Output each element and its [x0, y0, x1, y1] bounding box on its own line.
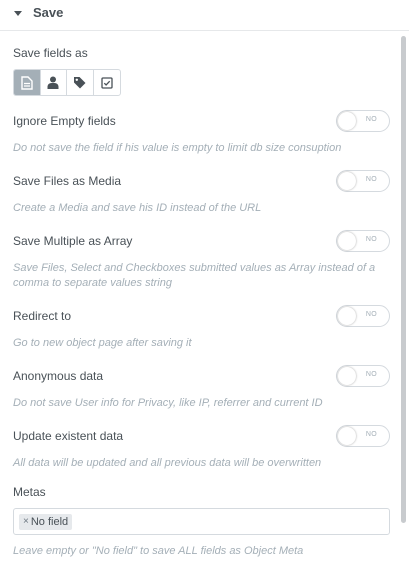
update-existent-data-label: Update existent data — [13, 429, 124, 443]
metas-select-input[interactable]: × No field — [13, 508, 390, 535]
anonymous-data-toggle[interactable]: NO — [336, 365, 390, 387]
choice-tag[interactable] — [67, 70, 94, 95]
save-files-as-media-description: Create a Media and save his ID instead o… — [13, 202, 262, 214]
toggle-state: NO — [365, 236, 377, 243]
toggle-knob — [338, 232, 356, 250]
toggle-state: NO — [365, 311, 377, 318]
remove-tag-button[interactable]: × — [23, 514, 29, 530]
metas-description: Leave empty or "No field" to save ALL fi… — [13, 545, 304, 557]
toggle-state: NO — [365, 431, 377, 438]
metas-tag-label: No field — [30, 516, 69, 528]
redirect-to-toggle[interactable]: NO — [336, 305, 390, 327]
user-icon — [47, 76, 59, 89]
save-multiple-as-array-description: Save Files, Select and Checkboxes submit… — [13, 262, 376, 289]
section-title: Save — [33, 5, 64, 20]
toggle-knob — [338, 307, 356, 325]
save-multiple-as-array-toggle[interactable]: NO — [336, 230, 390, 252]
metas-label: Metas — [13, 485, 46, 499]
redirect-to-description: Go to new object page after saving it — [13, 337, 192, 349]
toggle-state: NO — [365, 371, 377, 378]
choice-document[interactable] — [14, 70, 41, 95]
ignore-empty-fields-description: Do not save the field if his value is em… — [13, 142, 342, 154]
scrollbar[interactable] — [401, 36, 406, 523]
caret-down-icon — [14, 11, 22, 16]
tag-icon — [74, 77, 86, 89]
toggle-knob — [338, 112, 356, 130]
save-fields-as-choices — [13, 69, 121, 96]
choice-user[interactable] — [41, 70, 67, 95]
save-files-as-media-toggle[interactable]: NO — [336, 170, 390, 192]
toggle-knob — [338, 172, 356, 190]
update-existent-data-toggle[interactable]: NO — [336, 425, 390, 447]
save-fields-as-label: Save fields as — [13, 46, 88, 60]
checkbox-icon — [101, 76, 113, 89]
metas-tag: × No field — [19, 514, 73, 530]
toggle-state: NO — [365, 176, 377, 183]
section-header-save[interactable]: Save — [0, 0, 409, 31]
ignore-empty-fields-toggle[interactable]: NO — [336, 110, 390, 132]
toggle-knob — [338, 367, 356, 385]
anonymous-data-label: Anonymous data — [13, 369, 104, 383]
save-multiple-as-array-label: Save Multiple as Array — [13, 234, 133, 248]
anonymous-data-description: Do not save User info for Privacy, like … — [13, 397, 323, 409]
document-icon — [21, 75, 33, 90]
toggle-state: NO — [365, 116, 377, 123]
choice-checkbox[interactable] — [94, 70, 120, 95]
toggle-knob — [338, 427, 356, 445]
update-existent-data-description: All data will be updated and all previou… — [13, 457, 322, 469]
redirect-to-label: Redirect to — [13, 309, 72, 323]
ignore-empty-fields-label: Ignore Empty fields — [13, 114, 116, 128]
save-files-as-media-label: Save Files as Media — [13, 174, 122, 188]
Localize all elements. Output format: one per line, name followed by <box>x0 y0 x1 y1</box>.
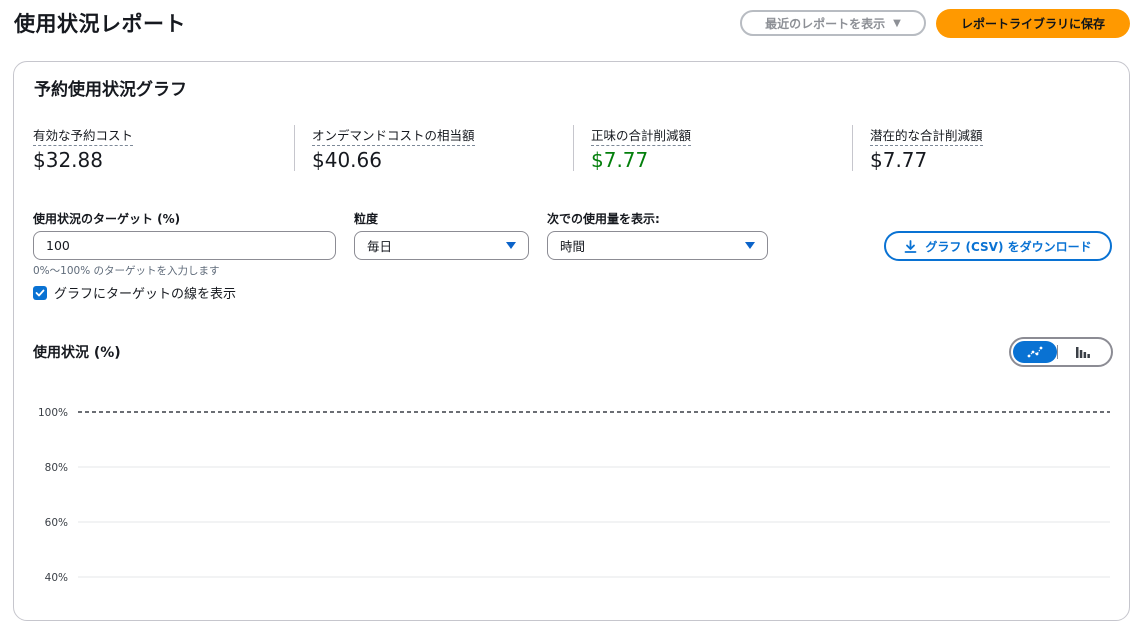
metric-label[interactable]: 潜在的な合計削減額 <box>870 125 983 146</box>
show-usage-by-value: 時間 <box>560 239 586 254</box>
granularity-label: 粒度 <box>354 212 379 226</box>
target-hint: 0%～100% のターゲットを入力します <box>33 265 220 277</box>
metric-value: $7.77 <box>591 148 649 172</box>
line-chart-icon <box>1027 346 1043 358</box>
target-field-label: 使用状況のターゲット (%) <box>33 212 181 226</box>
metric-label[interactable]: オンデマンドコストの相当額 <box>312 125 475 146</box>
y-tick-label: 80% <box>45 462 68 474</box>
card-title: 予約使用状況グラフ <box>34 80 187 100</box>
dropdown-caret-icon <box>506 242 516 249</box>
line-chart-toggle[interactable] <box>1013 341 1057 363</box>
chart-type-toggle <box>1009 337 1113 367</box>
metric-divider <box>573 125 574 171</box>
metric-label[interactable]: 正味の合計削減額 <box>591 125 692 146</box>
bar-chart-icon <box>1076 347 1091 358</box>
metric-on-demand-cost: オンデマンドコストの相当額 $40.66 <box>312 125 475 172</box>
y-tick-label: 60% <box>45 517 68 529</box>
usage-graph-card: 予約使用状況グラフ 有効な予約コスト $32.88 オンデマンドコストの相当額 … <box>13 61 1130 621</box>
show-usage-by-label: 次での使用量を表示: <box>547 212 660 226</box>
metric-label[interactable]: 有効な予約コスト <box>33 125 134 146</box>
metric-divider <box>852 125 853 171</box>
show-target-line-row: グラフにターゲットの線を表示 <box>33 283 236 302</box>
dropdown-caret-icon <box>745 242 755 249</box>
recent-reports-button[interactable]: 最近のレポートを表示 ▼ <box>740 10 926 36</box>
download-csv-button[interactable]: グラフ (CSV) をダウンロード <box>884 231 1112 261</box>
target-input[interactable]: 100 <box>33 231 336 260</box>
page-title: 使用状況レポート <box>14 12 186 36</box>
metric-value: $32.88 <box>33 148 103 172</box>
y-tick-label: 40% <box>45 572 68 584</box>
metric-net-savings: 正味の合計削減額 $7.77 <box>591 125 692 172</box>
metric-value: $7.77 <box>870 148 928 172</box>
checkmark-icon <box>35 289 45 296</box>
show-usage-by-select[interactable]: 時間 <box>547 231 768 260</box>
usage-section-title: 使用状況 (%) <box>33 345 121 361</box>
show-target-line-label: グラフにターゲットの線を表示 <box>54 287 237 302</box>
y-tick-label: 100% <box>38 407 68 419</box>
bar-chart-toggle[interactable] <box>1058 341 1109 363</box>
save-to-library-button[interactable]: レポートライブラリに保存 <box>936 9 1130 38</box>
recent-reports-label: 最近のレポートを表示 <box>765 16 886 31</box>
granularity-select[interactable]: 毎日 <box>354 231 529 260</box>
download-icon <box>904 239 917 253</box>
caret-down-icon: ▼ <box>893 17 901 29</box>
metric-value: $40.66 <box>312 148 382 172</box>
granularity-value: 毎日 <box>367 239 393 254</box>
metric-divider <box>294 125 295 171</box>
show-target-line-checkbox[interactable] <box>33 285 47 300</box>
usage-chart: 100% 80% 60% 40% <box>38 407 1110 584</box>
metric-effective-cost: 有効な予約コスト $32.88 <box>33 125 134 172</box>
metric-potential-savings: 潜在的な合計削減額 $7.77 <box>870 125 983 172</box>
download-label: グラフ (CSV) をダウンロード <box>925 239 1092 254</box>
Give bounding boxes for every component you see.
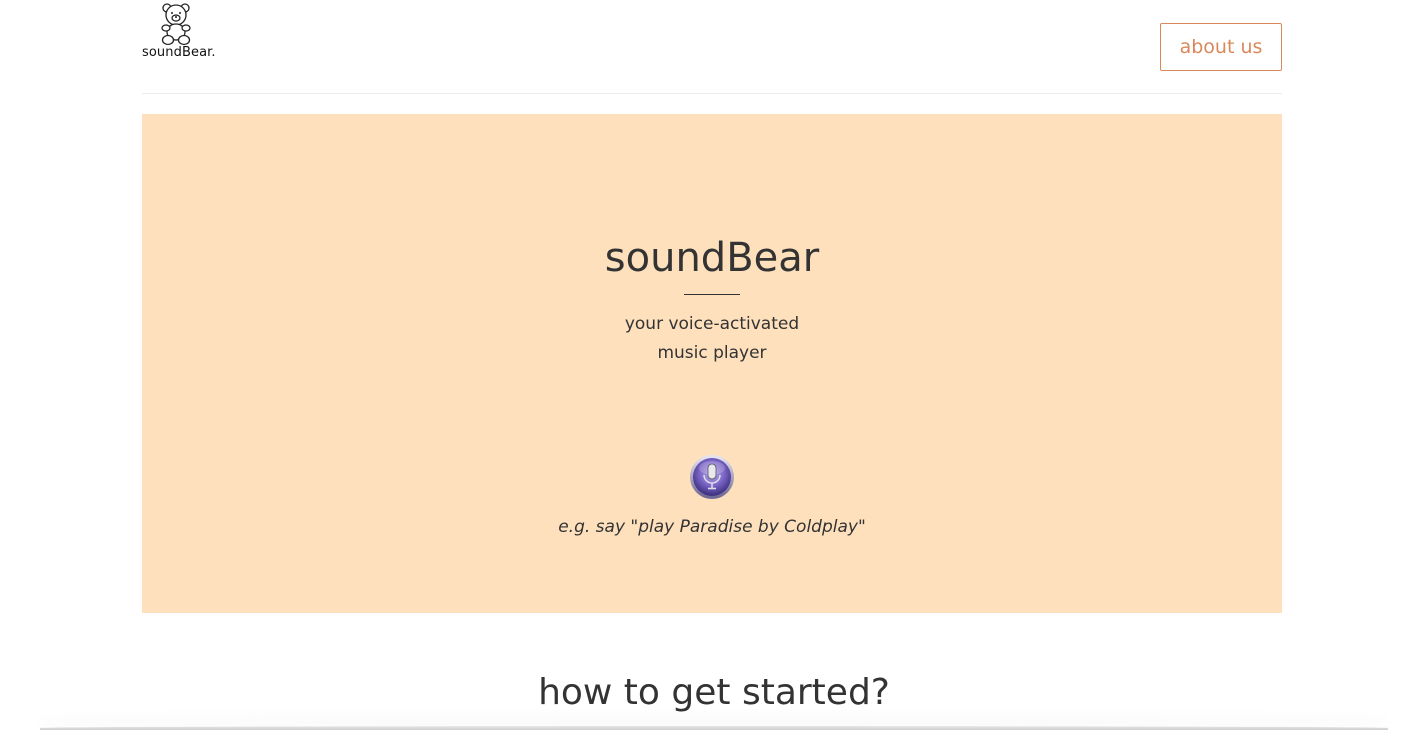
logo[interactable]: soundBear.	[142, 2, 222, 62]
hero-section: soundBear your voice-activated music pla…	[142, 114, 1282, 613]
hero-divider	[684, 294, 740, 295]
microphone-icon	[690, 455, 734, 499]
microphone-button[interactable]	[689, 454, 735, 500]
hero-subtitle-line: your voice-activated	[624, 314, 800, 334]
bottom-edge-shadow	[40, 726, 1388, 730]
hero-subtitle-line: music player	[657, 343, 767, 363]
teddy-bear-icon	[161, 3, 191, 46]
section-title: how to get started?	[538, 672, 890, 713]
hero-title: soundBear	[604, 235, 820, 281]
site-header: soundBear. about us	[142, 0, 1282, 94]
example-hint: e.g. say "play Paradise by Coldplay"	[558, 517, 866, 537]
page: soundBear. about us soundBear your voice…	[0, 0, 1428, 730]
hero-subtitle: your voice-activated music player	[142, 310, 1282, 368]
about-us-button[interactable]: about us	[1160, 23, 1282, 71]
logo-text: soundBear.	[142, 45, 216, 60]
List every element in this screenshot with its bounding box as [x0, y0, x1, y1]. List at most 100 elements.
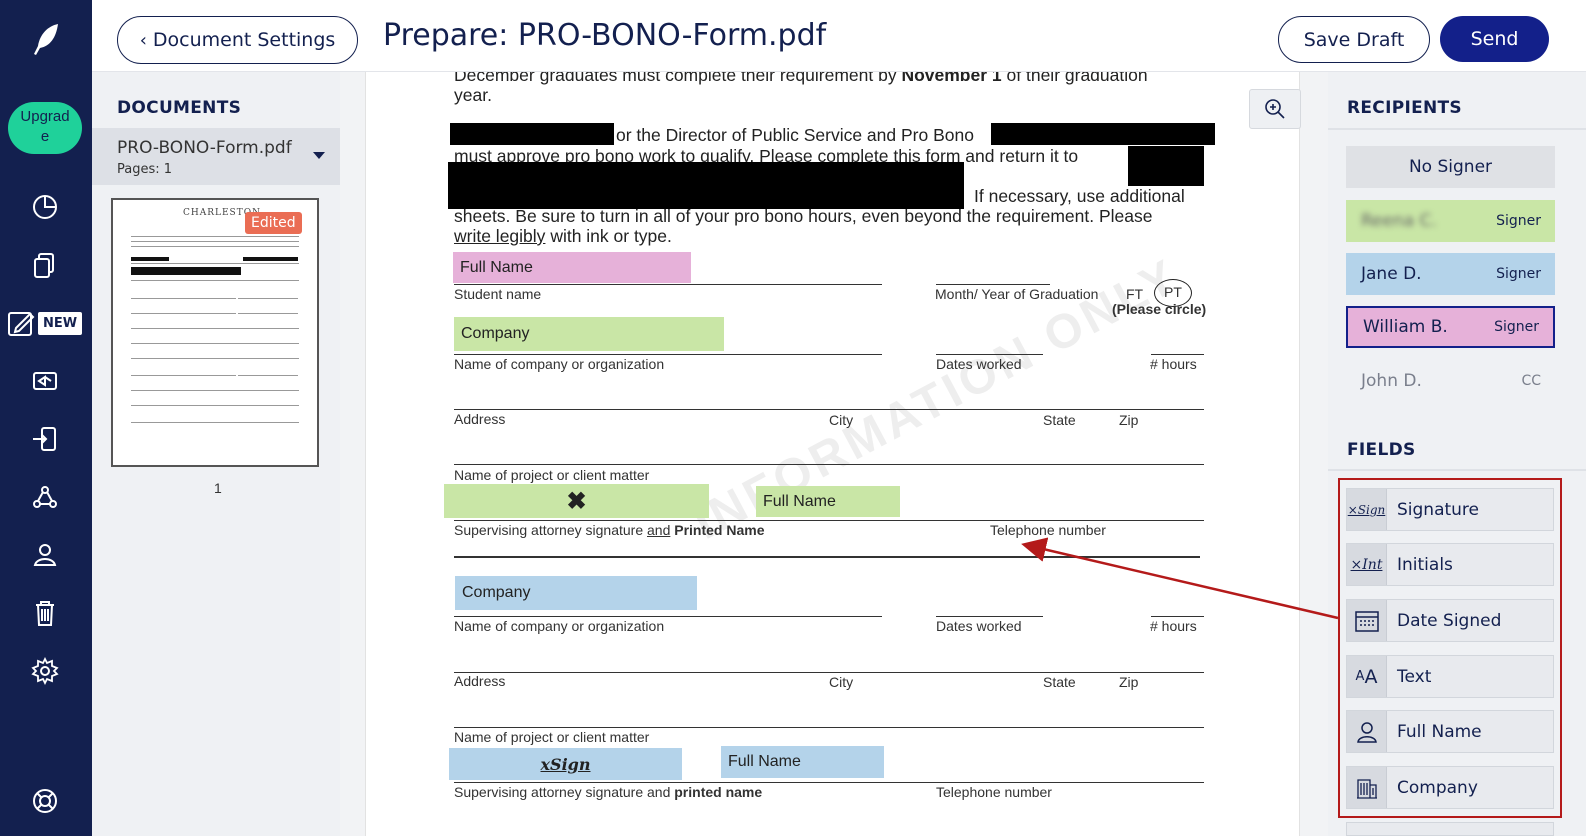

==================================================

Required work – Convert the lines starting with the line containing "update-existent-data-label: Update existent" and going on through the line containing "choice-tag[interactable] — [67, 70, 94, 95]" into a numbered list, omitting any blank lines.

Expected answer –
1. update-existent-data-label: Update existent data — [13, 429, 124, 443]
2. metas-select-input[interactable]: × No field — [13, 508, 390, 535]
3. anonymous-data-toggle[interactable]: NO — [336, 365, 390, 387]
4. choice-tag[interactable] — [67, 70, 94, 95]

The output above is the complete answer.